**Instruction:** Take the entries below and print all of them exactly, please.

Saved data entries
━━━━━━

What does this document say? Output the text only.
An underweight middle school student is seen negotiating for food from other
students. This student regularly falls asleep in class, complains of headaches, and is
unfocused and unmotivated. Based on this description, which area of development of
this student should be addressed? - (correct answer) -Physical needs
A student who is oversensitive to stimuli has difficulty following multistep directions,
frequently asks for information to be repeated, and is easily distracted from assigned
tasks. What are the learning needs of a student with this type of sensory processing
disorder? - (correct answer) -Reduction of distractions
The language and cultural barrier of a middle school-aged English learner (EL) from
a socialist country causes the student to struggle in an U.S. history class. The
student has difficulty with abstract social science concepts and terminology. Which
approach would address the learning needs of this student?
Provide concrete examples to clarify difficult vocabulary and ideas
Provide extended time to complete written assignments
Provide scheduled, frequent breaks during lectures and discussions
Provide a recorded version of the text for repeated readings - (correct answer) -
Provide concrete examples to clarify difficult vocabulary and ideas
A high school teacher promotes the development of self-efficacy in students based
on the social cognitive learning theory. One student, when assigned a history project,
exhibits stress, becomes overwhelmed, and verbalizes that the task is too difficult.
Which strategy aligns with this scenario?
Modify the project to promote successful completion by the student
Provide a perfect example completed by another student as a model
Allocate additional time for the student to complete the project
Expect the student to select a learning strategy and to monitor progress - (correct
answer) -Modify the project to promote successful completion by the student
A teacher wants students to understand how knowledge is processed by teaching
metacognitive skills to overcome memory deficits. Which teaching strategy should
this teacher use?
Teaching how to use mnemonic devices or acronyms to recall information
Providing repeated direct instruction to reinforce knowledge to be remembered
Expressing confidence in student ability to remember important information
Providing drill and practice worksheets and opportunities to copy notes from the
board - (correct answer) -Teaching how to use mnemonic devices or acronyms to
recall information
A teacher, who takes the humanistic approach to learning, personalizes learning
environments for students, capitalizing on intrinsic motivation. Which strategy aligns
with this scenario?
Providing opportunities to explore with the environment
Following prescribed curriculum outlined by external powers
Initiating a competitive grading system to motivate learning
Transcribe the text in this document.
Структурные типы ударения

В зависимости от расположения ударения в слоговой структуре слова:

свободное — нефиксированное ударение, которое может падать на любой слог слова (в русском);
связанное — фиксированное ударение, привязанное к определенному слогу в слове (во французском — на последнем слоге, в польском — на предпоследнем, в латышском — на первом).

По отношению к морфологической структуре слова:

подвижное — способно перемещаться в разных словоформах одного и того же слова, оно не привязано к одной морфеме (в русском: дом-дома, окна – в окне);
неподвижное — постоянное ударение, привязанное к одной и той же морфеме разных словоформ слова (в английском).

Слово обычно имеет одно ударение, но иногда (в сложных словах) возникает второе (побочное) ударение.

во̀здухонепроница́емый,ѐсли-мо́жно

━━━━━━

**Solved problem:**
What does this document say? Output the text only.
An underweight middle school student is seen negotiating for food from other
students. This student regularly falls asleep in class, complains of headaches, and is
unfocused and unmotivated. Based on this description, which area of development of
this student should be addressed? - (correct answer) -Physical needs
A student who is oversensitive to stimuli has difficulty following multistep directions,
frequently asks for information to be repeated, and is easily distracted from assigned
tasks. What are the learning needs of a student with this type of sensory processing
disorder? - (correct answer) -Reduction of distractions
The language and cultural barrier of a middle school-aged English learner (EL) from
a socialist country causes the student to struggle in an U.S. history class. The
student has difficulty with abstract social science concepts and terminology. Which
approach would address the learning needs of this student?
Provide concrete examples to clarify difficult vocabulary and ideas
Provide extended time to complete written assignments
Provide scheduled, frequent breaks during lectures and discussions
Provide a recorded version of the text for repeated readings - (correct answer) -
Provide concrete examples to clarify difficult vocabulary and ideas
A high school teacher promotes the development of self-efficacy in students based
on the social cognitive learning theory. One student, when assigned a history project,
exhibits stress, becomes overwhelmed, and verbalizes that the task is too difficult.
Which strategy aligns with this scenario?
Modify the project to promote successful completion by the student
Provide a perfect example completed by another student as a model
Allocate additional time for the student to complete the project
Expect the student to select a learning strategy and to monitor progress - (correct
answer) -Modify the project to promote successful completion by the student
A teacher wants students to understand how knowledge is processed by teaching
metacognitive skills to overcome memory deficits. Which teaching strategy should
this teacher use?
Teaching how to use mnemonic devices or acronyms to recall information
Providing repeated direct instruction to reinforce knowledge to be remembered
Expressing confidence in student ability to remember important information
Providing drill and practice worksheets and opportunities to copy notes from the
board - (correct answer) -Teaching how to use mnemonic devices or acronyms to
recall information
A teacher, who takes the humanistic approach to learning, personalizes learning
environments for students, capitalizing on intrinsic motivation. Which strategy aligns
with this scenario?
Providing opportunities to explore with the environment
Following prescribed curriculum outlined by external powers
Initiating a competitive grading system to motivate learning
Transcribe the text in this document.
Структурные типы ударения

В зависимости от расположения ударения в слоговой структуре слова:

свободное — нефиксированное ударение, которое может падать на любой слог слова (в русском);
связанное — фиксированное ударение, привязанное к определенному слогу в слове (во французском — на последнем слоге, в польском — на предпоследнем, в латышском — на первом).

По отношению к морфологической структуре слова:

подвижное — способно перемещаться в разных словоформах одного и того же слова, оно не привязано к одной морфеме (в русском: дом-дома, окна – в окне);
неподвижное — постоянное ударение, привязанное к одной и той же морфеме разных словоформ слова (в английском).

Слово обычно имеет одно ударение, но иногда (в сложных словах) возникает второе (побочное) ударение.

во̀здухонепроница́емый,ѐсли-мо́жно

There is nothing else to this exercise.